■ Quoted passage:

Liver trauma during CPR are difficult and life-threatening injuries. They occur most frequently due to incorrect placement of the hands during compression. Most often the left lobe of the liver is injured. It is considered to occur due to anatomical proximity of this lobe to the xiphoid process. Injuries to the right lobe have also been reported, yet the most frequent injuries occur at the medial line [3, 4]. It is considered that the length of time of compression does not increase the incidence of the injuries.

According to data by Meron et al., the incidence of liver rupture occurring as a complication of CPR is equal to 0.6%, 73% in male patients and 27% in females. Complications are diagnosed after blood exams which in all patients show a drop in hematocrit, immediately calling for ultrasonographic exam, which in 88% of cases showed free intraperitoneal fluid. In the remaining 12% it was the case of subcapsular hepatic hematoma which was also diagnosed by untrasonographic exam [5]. References show that a special problem is posed by subcapsular hematoma in the liver which, luckily, are extremely rare yet require urgent surgical treatment. Joseph et al. describe diagnostics and treatment of liver rupture due to subcapsular hematoma resulting from CPR complication in a 64-year-old patient caused by postoperative cardiac arrest after a surgery on ascending aorta. Subcapsular hematoma and consequent liver rupture were diagnosed intraoperatively i.e. by explorative laparotomy performed as an urgent procedure due to massive intra-abdominal hemorrhage expected to be a postperative complication of surgical treatment of ascending aorta [6].

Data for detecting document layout
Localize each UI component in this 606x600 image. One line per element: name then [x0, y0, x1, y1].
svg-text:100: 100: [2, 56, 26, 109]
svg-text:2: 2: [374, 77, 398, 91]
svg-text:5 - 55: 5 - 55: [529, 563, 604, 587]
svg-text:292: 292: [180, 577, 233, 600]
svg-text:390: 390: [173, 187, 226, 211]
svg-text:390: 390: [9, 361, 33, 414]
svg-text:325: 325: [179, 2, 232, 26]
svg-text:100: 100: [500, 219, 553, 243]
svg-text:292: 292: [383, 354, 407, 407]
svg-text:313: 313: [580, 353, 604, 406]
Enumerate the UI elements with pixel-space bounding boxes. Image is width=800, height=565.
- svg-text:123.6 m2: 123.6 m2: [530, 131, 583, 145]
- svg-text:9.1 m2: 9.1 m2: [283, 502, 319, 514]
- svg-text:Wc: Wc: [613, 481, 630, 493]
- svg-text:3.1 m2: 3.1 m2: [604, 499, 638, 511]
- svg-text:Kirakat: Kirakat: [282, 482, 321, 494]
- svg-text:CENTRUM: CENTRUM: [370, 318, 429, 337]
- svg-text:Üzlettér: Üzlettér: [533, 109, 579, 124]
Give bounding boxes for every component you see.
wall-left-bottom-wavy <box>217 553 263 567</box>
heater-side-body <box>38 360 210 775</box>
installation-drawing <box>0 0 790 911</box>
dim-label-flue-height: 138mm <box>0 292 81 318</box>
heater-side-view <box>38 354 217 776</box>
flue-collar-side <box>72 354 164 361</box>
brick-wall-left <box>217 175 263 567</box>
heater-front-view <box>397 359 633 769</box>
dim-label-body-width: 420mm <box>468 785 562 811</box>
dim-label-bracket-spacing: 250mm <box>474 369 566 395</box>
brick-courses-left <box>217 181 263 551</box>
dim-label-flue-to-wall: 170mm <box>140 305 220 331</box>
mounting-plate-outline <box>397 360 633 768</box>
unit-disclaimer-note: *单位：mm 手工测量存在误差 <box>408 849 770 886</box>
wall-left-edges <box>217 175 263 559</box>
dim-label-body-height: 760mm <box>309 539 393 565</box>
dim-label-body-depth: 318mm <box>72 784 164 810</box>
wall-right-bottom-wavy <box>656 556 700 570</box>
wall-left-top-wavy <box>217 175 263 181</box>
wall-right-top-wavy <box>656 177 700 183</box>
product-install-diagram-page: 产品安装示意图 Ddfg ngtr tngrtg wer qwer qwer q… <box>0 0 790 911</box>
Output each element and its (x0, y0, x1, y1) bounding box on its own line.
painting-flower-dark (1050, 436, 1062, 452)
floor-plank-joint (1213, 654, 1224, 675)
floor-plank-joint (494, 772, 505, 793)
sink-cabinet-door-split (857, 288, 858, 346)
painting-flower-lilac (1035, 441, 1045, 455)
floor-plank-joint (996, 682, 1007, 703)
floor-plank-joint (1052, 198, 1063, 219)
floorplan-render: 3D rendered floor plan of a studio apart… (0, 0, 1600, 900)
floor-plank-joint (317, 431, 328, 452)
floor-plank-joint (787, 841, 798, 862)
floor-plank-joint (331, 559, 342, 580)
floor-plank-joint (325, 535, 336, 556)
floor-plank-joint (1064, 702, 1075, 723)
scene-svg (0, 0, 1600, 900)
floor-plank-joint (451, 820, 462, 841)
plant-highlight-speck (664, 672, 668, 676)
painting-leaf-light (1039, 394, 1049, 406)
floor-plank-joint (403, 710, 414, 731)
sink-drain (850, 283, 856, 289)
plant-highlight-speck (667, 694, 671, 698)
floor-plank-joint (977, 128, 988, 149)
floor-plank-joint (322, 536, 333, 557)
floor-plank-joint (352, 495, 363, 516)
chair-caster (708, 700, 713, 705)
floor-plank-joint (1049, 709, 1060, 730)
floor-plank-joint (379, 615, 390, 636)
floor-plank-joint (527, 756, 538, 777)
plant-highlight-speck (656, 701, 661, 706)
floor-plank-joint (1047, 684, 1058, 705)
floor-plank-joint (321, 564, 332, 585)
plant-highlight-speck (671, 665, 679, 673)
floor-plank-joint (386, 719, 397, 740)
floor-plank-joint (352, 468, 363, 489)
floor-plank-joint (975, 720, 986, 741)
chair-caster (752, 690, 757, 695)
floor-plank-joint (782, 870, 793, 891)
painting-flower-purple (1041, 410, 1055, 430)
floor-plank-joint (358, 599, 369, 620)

■ Instructions to follow:
Transcribe the part of the passage on liver trauma during CPR that begins with the words "Liver trauma during" and ends with "of the injuries.". The lines are not required for the work that follows.

■ Answer area:
Liver trauma during CPR are difficult and life-threatening injuries. They occur most frequently due to incorrect placement of the hands during compression. Most often the left lobe of the liver is injured. It is considered to occur due to anatomical proximity of this lobe to the xiphoid process. Injuries to the right lobe have also been reported, yet the most frequent injuries occur at the medial line [3, 4]. It is considered that the length of time of compression does not increase the incidence of the injuries.